**INFORMATION GIVEN:**
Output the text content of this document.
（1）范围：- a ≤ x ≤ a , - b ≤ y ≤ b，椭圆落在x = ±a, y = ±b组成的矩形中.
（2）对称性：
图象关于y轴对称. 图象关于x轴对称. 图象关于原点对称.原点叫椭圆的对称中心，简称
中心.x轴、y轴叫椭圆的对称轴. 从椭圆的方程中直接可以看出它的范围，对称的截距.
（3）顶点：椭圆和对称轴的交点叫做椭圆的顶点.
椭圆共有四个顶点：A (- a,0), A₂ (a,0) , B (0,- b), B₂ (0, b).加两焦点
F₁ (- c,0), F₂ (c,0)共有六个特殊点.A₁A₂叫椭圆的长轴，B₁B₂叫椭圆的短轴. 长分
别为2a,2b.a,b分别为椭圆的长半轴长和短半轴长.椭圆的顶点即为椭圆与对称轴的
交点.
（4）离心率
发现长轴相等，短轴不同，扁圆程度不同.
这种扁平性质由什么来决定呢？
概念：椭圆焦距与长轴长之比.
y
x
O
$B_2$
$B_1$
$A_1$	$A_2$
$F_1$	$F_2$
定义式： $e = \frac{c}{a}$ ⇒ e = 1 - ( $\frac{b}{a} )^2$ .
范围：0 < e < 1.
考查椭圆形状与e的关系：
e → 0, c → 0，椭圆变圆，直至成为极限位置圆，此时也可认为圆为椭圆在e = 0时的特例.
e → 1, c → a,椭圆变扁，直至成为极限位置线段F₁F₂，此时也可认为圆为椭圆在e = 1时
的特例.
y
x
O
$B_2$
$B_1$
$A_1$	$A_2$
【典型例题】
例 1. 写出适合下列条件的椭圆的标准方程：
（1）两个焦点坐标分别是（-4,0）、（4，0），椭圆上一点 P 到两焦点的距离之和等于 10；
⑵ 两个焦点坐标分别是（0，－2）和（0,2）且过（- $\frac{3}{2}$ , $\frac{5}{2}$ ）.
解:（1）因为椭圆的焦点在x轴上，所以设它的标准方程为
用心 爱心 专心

**WHAT YOU SHOULD DO:**
Extract every line above exactly as it stands.

**SOLUTION TO THIS PROBLEM:**
Output the text content of this document.
（1）范围：- a ≤ x ≤ a , - b ≤ y ≤ b，椭圆落在x = ±a, y = ±b组成的矩形中.
（2）对称性：
图象关于y轴对称. 图象关于x轴对称. 图象关于原点对称.原点叫椭圆的对称中心，简称
中心.x轴、y轴叫椭圆的对称轴. 从椭圆的方程中直接可以看出它的范围，对称的截距.
（3）顶点：椭圆和对称轴的交点叫做椭圆的顶点.
椭圆共有四个顶点：A (- a,0), A₂ (a,0) , B (0,- b), B₂ (0, b).加两焦点
F₁ (- c,0), F₂ (c,0)共有六个特殊点.A₁A₂叫椭圆的长轴，B₁B₂叫椭圆的短轴. 长分
别为2a,2b.a,b分别为椭圆的长半轴长和短半轴长.椭圆的顶点即为椭圆与对称轴的
交点.
（4）离心率
发现长轴相等，短轴不同，扁圆程度不同.
这种扁平性质由什么来决定呢？
概念：椭圆焦距与长轴长之比.
y
x
O
$B_2$
$B_1$
$A_1$	$A_2$
$F_1$	$F_2$
定义式： $e = \frac{c}{a}$ ⇒ e = 1 - ( $\frac{b}{a} )^2$ .
范围：0 < e < 1.
考查椭圆形状与e的关系：
e → 0, c → 0，椭圆变圆，直至成为极限位置圆，此时也可认为圆为椭圆在e = 0时的特例.
e → 1, c → a,椭圆变扁，直至成为极限位置线段F₁F₂，此时也可认为圆为椭圆在e = 1时
的特例.
y
x
O
$B_2$
$B_1$
$A_1$	$A_2$
【典型例题】
例 1. 写出适合下列条件的椭圆的标准方程：
（1）两个焦点坐标分别是（-4,0）、（4，0），椭圆上一点 P 到两焦点的距离之和等于 10；
⑵ 两个焦点坐标分别是（0，－2）和（0,2）且过（- $\frac{3}{2}$ , $\frac{5}{2}$ ）.
解:（1）因为椭圆的焦点在x轴上，所以设它的标准方程为
用心 爱心 专心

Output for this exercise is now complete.